Instruction:
Pull out each line of the records holding the string "April".
>>>>
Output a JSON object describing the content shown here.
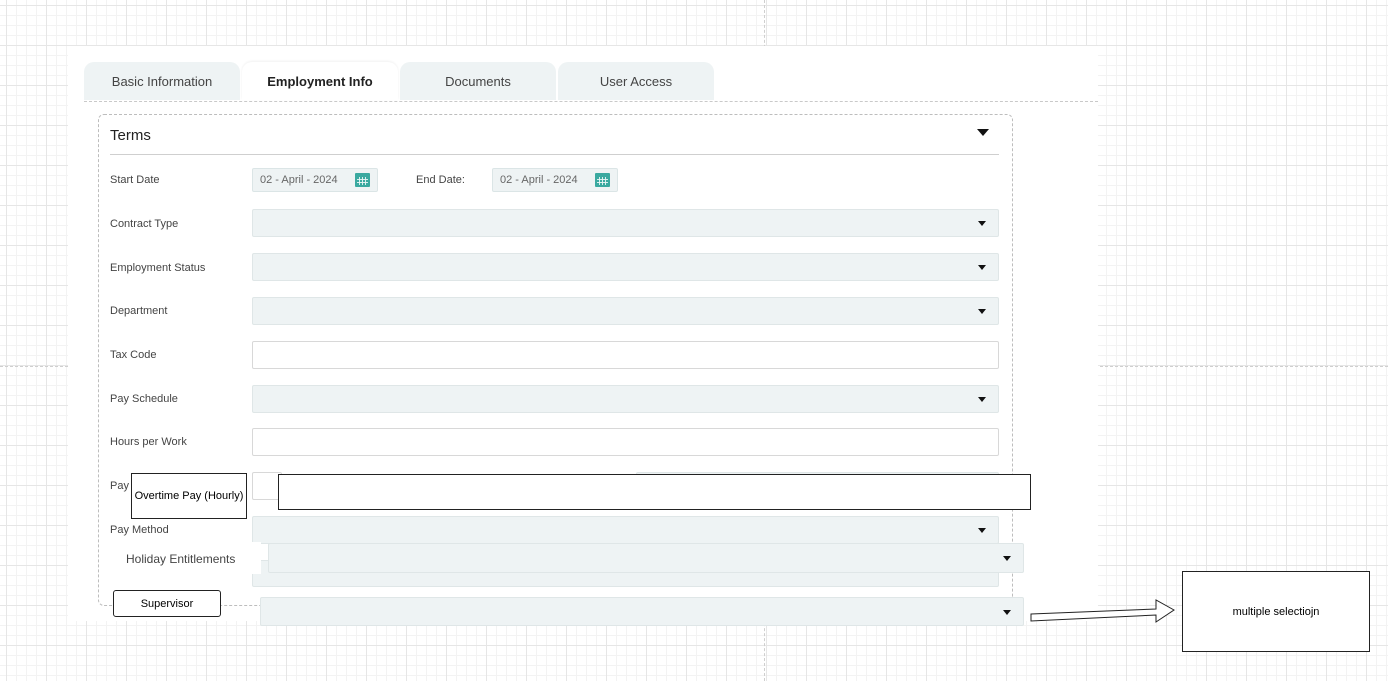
{
  "tabs": [
    {
      "label": "Basic Information"
    },
    {
      "label": "Employment Info"
    },
    {
      "label": "Documents"
    },
    {
      "label": "User Access"
    }
  ],
  "section": {
    "title": "Terms"
  },
  "form": {
    "start_date_label": "Start Date",
    "start_date_value": "02 - April - 2024",
    "end_date_label": "End Date:",
    "end_date_value": "02 - April - 2024",
    "contract_type_label": "Contract Type",
    "employment_status_label": "Employment Status",
    "department_label": "Department",
    "tax_code_label": "Tax Code",
    "pay_schedule_label": "Pay Schedule",
    "hours_per_work_label": "Hours per Work",
    "pay_label_partial": "Pay",
    "pay_method_label": "Pay Method",
    "overtime_label": "Overtime Pay (Hourly)",
    "holiday_label": "Holiday Entitlements",
    "supervisor_label": "Supervisor"
  },
  "annotation": {
    "text": "multiple selectiojn"
  },
  "icons": {
    "calendar": "calendar-icon",
    "dropdown": "chevron-down-icon",
    "arrow": "right-arrow-icon"
  },
  "colors": {
    "field_bg": "#eef3f4",
    "accent": "#3aa9a0"
  }
}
<<<<
Exercise solution:
    "start_date_value": "02 - April - 2024",
    "end_date_value": "02 - April - 2024",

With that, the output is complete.